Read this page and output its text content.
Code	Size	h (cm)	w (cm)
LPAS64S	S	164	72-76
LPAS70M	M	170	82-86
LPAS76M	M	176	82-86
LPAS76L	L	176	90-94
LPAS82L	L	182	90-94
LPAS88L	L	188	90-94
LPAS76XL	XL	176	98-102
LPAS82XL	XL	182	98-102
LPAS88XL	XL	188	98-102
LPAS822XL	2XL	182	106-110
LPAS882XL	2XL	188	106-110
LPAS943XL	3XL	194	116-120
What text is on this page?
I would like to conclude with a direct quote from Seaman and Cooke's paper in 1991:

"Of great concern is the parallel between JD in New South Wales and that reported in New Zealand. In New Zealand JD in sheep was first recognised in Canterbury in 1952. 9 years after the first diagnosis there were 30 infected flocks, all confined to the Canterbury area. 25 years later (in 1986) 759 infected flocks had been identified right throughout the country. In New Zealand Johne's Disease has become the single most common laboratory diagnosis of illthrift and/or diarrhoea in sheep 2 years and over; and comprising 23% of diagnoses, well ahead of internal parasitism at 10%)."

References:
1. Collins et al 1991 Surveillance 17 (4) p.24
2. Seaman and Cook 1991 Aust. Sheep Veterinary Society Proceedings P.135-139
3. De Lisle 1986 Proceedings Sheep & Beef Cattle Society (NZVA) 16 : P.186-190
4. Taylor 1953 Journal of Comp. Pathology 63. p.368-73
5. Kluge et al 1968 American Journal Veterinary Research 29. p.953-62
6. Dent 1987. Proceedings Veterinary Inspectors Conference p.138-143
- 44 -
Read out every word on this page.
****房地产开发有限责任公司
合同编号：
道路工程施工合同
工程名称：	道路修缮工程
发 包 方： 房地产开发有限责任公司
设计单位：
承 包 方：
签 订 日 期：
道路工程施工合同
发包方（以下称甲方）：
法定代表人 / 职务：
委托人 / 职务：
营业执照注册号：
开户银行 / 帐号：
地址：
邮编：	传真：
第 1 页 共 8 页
● ● ● ● ●
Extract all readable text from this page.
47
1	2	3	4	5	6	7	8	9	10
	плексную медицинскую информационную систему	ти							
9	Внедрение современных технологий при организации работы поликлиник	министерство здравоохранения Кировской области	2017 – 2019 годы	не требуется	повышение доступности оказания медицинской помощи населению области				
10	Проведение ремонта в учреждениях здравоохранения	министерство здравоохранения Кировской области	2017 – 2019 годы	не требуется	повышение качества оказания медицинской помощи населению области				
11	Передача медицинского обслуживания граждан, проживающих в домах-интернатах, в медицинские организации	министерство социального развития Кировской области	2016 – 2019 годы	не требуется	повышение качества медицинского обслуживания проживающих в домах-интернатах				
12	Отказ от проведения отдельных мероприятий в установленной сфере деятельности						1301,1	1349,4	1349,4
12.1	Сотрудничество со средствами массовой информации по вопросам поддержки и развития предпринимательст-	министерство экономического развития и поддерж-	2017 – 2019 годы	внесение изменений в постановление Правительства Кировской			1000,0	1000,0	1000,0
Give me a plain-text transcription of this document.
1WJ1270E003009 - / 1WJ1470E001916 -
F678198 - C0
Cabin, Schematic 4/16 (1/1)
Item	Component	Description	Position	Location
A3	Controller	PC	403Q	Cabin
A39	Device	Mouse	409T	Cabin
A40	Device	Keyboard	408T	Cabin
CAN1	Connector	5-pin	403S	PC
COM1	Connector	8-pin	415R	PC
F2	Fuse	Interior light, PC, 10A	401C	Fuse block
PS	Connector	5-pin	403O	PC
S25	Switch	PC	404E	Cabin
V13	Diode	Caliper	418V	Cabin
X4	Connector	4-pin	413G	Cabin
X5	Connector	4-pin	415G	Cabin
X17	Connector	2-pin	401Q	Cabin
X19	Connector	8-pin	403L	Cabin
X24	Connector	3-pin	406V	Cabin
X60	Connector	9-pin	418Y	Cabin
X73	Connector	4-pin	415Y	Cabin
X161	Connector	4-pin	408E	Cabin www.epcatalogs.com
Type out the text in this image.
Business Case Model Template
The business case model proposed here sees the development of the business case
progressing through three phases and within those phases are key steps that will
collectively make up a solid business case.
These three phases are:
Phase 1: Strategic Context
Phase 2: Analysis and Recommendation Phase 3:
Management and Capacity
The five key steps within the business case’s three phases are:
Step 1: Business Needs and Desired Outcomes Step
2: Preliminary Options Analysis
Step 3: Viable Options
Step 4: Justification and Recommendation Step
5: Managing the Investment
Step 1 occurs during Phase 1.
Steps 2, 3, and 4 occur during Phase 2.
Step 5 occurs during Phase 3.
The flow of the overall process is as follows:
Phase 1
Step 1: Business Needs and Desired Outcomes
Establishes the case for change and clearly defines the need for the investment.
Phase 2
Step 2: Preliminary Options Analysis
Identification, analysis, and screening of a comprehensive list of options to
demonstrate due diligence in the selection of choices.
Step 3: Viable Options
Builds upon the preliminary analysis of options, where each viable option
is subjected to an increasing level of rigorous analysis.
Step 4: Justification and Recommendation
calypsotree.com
● ● ● ● ●
• [Set exercise] Looking at the records above, tally the lines holding "Recommendation" and reply with that number only.

• [Full response] 3